» **ITEMS**
■ ■ ■

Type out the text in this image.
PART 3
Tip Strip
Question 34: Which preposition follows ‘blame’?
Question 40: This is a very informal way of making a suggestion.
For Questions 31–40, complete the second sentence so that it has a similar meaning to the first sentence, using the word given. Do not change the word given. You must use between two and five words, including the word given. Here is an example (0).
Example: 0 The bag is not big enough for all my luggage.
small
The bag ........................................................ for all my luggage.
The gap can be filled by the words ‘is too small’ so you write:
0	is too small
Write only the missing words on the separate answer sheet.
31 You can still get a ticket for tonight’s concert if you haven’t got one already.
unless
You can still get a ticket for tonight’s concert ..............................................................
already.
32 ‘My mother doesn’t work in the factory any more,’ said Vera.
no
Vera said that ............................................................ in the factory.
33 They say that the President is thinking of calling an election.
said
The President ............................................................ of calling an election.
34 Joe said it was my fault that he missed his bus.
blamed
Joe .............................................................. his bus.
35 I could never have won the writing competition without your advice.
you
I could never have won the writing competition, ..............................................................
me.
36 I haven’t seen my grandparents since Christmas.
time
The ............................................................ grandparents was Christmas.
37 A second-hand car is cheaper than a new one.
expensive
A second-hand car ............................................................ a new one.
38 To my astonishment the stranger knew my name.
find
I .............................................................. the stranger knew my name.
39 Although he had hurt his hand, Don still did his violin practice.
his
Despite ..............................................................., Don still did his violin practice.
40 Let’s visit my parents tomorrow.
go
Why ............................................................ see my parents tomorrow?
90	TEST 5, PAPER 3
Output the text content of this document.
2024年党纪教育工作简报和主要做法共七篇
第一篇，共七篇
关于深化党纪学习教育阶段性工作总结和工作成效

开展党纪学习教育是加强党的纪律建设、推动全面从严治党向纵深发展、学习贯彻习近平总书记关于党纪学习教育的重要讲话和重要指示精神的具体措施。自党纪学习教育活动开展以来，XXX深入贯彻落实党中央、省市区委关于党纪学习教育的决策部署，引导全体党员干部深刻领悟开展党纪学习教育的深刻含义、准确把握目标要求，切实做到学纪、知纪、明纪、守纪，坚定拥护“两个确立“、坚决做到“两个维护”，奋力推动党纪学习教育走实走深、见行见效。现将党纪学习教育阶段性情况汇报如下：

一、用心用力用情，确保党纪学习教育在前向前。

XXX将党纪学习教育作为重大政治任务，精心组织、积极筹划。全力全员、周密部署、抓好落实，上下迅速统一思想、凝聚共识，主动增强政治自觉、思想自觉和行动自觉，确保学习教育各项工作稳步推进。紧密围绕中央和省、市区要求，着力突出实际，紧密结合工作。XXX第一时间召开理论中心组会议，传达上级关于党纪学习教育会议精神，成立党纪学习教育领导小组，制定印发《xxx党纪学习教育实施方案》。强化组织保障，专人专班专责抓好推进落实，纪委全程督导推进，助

■ ■ ■

» **WRITTEN INSTRUCTION**
Copy whichever lines in the listing above contain the word "stranger".

» **TASK OUTPUT**
38 To my astonishment the stranger knew my name.
I .............................................................. the stranger knew my name.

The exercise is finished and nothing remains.